Giornalismo, Politica

Essere sovranista non è mica fuorilegge, dice Maria Giovanna Maglie

Tra Lega e M5s non rientra la polemica sulla decisione di Raiuno di affidare alla giornalista una striscia quotidiana dopo il Tg1 delle 20 (che fu di Biagi, Di Battista e Berti). Che afferma: “Sono turbata dal provincialismo che fa reputare così decisivi cinque minuti televisivi, senza capire che oggi i social contano molto di più”.

Lunedì Maria Giovanna Maglie dovrebbe decidere se firmare il contratto per la conduzione della striscia informativa post Tg1 che le ha proposto la direttrice di Raiuno Teresa De Santis. Ma a giudicare dal tasso di alta tensione politica e aziendale che ha caratterizzato il primo giorno di febbraio, il suo non si annuncia come un un weekend facile. Ieri sulla sua designazione alla striscia che fu di Enzo Biagi ma che lei, ha detto all’Agi, vorrebbe come quella di “Batti e ribatti” di Pierluigi Battista (due minuti di monologo, tre di intervista a un personaggio)si è scatenato di tutto, fino alle risse via comunicati e tweet tra gli alleati di governo: i cinquestelle che non digeriscono la designazione della sovranista vicina alla Lega, per stopparla si sono appellati al presidente della Rai Marcello Foa e adesso stanno valutando anche di  scrivere all’ad Fabrizio Salini.

• _Voci elencate_
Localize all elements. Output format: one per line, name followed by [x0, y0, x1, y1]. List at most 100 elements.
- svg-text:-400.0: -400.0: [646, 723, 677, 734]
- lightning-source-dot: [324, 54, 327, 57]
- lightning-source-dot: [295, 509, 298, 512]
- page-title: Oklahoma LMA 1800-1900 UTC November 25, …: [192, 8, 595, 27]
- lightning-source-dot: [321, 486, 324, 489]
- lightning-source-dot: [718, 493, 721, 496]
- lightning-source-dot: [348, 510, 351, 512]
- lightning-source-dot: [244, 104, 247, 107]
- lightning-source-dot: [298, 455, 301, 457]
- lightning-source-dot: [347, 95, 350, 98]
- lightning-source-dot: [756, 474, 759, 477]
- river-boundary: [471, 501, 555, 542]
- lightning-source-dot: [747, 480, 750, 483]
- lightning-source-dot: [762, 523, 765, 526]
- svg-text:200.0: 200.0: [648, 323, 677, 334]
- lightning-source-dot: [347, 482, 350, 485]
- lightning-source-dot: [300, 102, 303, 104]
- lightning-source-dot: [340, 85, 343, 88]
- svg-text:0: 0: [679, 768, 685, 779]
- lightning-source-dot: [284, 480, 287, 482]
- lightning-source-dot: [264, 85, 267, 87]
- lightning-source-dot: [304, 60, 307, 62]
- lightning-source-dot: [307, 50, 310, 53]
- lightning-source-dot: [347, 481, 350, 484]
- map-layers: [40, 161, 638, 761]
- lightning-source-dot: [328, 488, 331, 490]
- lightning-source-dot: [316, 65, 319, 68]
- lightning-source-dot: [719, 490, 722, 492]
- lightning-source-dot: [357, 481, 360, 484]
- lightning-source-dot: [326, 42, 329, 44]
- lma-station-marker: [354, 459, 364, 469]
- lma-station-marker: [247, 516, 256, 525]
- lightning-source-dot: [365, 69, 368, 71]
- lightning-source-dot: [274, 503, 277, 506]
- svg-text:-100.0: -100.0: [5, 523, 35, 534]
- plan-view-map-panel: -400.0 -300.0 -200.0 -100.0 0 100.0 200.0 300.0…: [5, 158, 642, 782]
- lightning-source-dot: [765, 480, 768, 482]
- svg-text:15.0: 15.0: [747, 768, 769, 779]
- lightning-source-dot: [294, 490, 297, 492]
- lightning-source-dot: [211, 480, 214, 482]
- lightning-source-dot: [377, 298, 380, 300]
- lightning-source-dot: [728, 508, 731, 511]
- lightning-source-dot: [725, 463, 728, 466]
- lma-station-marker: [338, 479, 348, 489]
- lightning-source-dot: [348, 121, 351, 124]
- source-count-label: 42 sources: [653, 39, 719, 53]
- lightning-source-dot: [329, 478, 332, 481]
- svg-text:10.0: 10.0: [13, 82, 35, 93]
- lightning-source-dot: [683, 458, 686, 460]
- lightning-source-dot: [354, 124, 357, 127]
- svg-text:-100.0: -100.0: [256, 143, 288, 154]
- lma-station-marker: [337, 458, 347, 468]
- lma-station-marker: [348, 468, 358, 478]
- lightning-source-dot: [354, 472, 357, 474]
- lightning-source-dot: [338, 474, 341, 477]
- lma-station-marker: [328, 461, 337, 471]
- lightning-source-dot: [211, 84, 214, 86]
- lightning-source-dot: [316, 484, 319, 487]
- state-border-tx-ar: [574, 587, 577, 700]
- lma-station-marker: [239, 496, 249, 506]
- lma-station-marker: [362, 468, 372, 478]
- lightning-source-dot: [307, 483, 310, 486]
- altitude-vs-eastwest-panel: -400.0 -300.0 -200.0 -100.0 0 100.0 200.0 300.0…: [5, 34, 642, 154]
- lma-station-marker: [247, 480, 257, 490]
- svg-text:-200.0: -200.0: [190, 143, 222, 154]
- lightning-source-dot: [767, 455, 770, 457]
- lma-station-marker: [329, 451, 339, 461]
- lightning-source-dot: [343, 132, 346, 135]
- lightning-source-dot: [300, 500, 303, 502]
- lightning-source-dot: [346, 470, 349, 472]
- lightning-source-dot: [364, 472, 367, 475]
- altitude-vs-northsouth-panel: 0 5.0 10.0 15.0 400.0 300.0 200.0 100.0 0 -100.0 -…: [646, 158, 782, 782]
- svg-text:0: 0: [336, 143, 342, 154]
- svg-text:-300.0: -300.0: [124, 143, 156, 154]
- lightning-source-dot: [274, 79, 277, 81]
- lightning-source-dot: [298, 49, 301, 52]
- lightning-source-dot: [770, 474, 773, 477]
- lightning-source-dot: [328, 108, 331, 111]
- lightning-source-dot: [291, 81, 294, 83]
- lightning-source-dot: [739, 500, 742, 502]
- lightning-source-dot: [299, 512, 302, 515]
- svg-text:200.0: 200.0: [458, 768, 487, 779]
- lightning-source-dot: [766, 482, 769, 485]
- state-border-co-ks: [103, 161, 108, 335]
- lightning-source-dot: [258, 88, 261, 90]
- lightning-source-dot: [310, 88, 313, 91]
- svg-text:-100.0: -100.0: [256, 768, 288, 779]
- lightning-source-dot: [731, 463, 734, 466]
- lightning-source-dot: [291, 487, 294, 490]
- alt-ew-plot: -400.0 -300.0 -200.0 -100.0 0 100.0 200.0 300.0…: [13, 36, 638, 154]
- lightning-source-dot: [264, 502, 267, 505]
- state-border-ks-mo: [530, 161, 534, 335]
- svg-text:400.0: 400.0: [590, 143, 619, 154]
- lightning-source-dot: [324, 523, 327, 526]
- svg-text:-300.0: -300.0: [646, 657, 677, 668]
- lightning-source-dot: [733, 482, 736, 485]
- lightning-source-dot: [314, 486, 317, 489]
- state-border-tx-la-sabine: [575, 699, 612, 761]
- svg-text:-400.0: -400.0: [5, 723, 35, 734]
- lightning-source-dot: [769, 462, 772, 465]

• _Consegna_
Puoi riportare alla lettera il passo dell'articolo su Maria Giovanna Maglie che comincia con le parole "Lunedì Maria Giovanna" e termina dopo "all’ad Fabrizio Salini."?

• _Soluzione_
Lunedì Maria Giovanna Maglie dovrebbe decidere se firmare il contratto per la conduzione della striscia informativa post Tg1 che le ha proposto la direttrice di Raiuno Teresa De Santis. Ma a giudicare dal tasso di alta tensione politica e aziendale che ha caratterizzato il primo giorno di febbraio, il suo non si annuncia come un un weekend facile. Ieri sulla sua designazione alla striscia che fu di Enzo Biagi ma che lei, ha detto all’Agi, vorrebbe come quella di “Batti e ribatti” di Pierluigi Battista (due minuti di monologo, tre di intervista a un personaggio)si è scatenato di tutto, fino alle risse via comunicati e tweet tra gli alleati di governo: i cinquestelle che non digeriscono la designazione della sovranista vicina alla Lega, per stopparla si sono appellati al presidente della Rai Marcello Foa e adesso stanno valutando anche di  scrivere all’ad Fabrizio Salini.